Check each line of the records for "note"; collect those that have it.

▶ RECORDS PROVIDED
━━━━━━━━

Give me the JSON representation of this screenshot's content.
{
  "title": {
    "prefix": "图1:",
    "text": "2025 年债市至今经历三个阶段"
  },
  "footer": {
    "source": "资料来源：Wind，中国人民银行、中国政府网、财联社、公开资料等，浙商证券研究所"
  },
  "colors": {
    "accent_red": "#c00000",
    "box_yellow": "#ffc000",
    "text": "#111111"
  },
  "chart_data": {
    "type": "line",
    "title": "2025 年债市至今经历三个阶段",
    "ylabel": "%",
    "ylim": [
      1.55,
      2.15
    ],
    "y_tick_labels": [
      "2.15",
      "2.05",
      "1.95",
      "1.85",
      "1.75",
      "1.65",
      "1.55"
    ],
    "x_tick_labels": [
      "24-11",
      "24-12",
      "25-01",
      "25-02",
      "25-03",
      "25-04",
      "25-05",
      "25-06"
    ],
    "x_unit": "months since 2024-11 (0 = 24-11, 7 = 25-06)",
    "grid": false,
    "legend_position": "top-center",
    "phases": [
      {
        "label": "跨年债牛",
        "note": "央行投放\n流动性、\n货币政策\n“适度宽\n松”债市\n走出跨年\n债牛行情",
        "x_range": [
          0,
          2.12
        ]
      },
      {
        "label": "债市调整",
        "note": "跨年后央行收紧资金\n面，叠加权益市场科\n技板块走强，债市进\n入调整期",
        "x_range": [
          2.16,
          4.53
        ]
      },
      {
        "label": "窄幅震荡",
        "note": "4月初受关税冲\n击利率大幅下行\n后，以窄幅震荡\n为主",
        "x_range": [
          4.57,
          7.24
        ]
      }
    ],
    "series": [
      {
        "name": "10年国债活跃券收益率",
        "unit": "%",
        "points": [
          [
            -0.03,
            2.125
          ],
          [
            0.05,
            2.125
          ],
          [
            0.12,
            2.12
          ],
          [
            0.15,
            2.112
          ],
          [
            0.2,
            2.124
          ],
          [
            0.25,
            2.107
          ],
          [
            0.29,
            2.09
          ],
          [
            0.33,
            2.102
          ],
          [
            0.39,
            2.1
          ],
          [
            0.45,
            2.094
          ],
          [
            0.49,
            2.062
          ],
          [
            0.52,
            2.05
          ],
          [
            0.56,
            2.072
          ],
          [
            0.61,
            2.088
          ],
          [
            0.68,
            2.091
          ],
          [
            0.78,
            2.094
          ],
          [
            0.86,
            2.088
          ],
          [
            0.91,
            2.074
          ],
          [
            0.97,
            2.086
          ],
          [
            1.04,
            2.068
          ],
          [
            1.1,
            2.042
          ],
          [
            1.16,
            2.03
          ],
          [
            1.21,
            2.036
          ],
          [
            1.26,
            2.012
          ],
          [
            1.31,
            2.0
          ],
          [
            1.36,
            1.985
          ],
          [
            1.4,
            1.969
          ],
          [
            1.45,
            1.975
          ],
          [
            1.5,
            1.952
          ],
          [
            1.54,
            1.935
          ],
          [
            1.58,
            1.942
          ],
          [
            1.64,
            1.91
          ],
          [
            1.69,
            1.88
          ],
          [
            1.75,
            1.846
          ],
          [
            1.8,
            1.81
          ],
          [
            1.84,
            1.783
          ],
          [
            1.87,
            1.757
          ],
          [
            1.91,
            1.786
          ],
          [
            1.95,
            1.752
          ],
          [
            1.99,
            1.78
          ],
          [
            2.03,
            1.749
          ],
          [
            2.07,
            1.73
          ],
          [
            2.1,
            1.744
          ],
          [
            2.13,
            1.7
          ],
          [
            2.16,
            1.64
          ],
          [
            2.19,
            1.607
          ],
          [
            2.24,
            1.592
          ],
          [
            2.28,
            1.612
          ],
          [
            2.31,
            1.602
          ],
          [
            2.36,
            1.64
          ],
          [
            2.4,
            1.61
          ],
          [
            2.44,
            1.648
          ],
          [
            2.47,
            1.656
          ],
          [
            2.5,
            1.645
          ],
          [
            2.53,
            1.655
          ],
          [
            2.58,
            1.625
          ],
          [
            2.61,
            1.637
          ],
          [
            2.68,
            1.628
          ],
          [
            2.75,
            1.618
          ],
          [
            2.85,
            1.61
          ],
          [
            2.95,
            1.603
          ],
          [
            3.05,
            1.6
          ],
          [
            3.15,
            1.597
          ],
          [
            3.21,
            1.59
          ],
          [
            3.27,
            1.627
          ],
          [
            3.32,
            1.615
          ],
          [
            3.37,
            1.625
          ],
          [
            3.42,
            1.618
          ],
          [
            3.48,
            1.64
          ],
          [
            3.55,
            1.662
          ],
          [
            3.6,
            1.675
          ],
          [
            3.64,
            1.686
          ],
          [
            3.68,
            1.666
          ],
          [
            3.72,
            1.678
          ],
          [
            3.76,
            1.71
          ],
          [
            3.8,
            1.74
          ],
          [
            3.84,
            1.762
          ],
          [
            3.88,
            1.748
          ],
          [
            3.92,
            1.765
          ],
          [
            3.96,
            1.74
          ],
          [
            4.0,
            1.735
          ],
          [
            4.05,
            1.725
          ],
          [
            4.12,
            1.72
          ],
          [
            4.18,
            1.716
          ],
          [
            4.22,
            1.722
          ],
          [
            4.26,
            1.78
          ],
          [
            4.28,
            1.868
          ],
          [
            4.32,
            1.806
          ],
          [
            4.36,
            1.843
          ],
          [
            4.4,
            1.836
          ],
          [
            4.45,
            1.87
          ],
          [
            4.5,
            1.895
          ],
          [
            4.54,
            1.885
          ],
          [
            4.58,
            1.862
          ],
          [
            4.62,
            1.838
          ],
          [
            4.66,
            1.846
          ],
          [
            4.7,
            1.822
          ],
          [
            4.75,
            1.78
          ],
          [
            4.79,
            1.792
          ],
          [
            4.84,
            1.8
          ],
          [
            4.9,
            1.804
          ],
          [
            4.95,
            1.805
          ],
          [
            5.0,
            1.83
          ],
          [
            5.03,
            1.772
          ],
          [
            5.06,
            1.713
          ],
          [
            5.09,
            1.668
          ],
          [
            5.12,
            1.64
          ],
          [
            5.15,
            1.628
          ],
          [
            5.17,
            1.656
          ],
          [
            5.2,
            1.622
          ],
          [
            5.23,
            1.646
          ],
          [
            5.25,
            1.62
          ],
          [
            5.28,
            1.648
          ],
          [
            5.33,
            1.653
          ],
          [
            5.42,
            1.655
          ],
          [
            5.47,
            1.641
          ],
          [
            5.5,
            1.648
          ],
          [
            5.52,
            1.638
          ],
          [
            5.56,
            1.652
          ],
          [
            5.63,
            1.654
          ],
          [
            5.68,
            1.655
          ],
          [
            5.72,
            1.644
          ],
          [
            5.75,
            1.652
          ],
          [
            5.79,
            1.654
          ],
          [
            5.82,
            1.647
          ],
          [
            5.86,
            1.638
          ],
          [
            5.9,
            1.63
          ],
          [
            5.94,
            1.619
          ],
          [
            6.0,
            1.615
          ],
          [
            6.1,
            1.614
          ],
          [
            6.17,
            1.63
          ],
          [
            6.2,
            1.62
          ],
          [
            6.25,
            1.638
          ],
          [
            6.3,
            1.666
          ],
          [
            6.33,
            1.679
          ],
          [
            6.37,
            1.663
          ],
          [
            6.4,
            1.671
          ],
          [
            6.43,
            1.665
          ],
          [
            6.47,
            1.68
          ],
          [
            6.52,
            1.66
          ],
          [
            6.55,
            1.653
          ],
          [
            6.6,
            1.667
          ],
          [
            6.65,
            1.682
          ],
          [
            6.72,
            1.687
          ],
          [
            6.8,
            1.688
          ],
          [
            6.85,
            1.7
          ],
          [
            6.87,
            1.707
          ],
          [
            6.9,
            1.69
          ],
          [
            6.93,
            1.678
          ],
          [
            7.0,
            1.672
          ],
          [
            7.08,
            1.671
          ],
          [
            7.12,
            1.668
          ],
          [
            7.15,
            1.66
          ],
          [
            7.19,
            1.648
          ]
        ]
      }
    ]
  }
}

━━━━━━━━

▶ RESPONSE TO THE TASK
        "note": "央行投放\n流动性、\n货币政策\n“适度宽\n松”债市\n走出跨年\n债牛行情",
        "note": "跨年后央行收紧资金\n面，叠加权益市场科\n技板块走强，债市进\n入调整期",
        "note": "4月初受关税冲\n击利率大幅下行\n后，以窄幅震荡\n为主",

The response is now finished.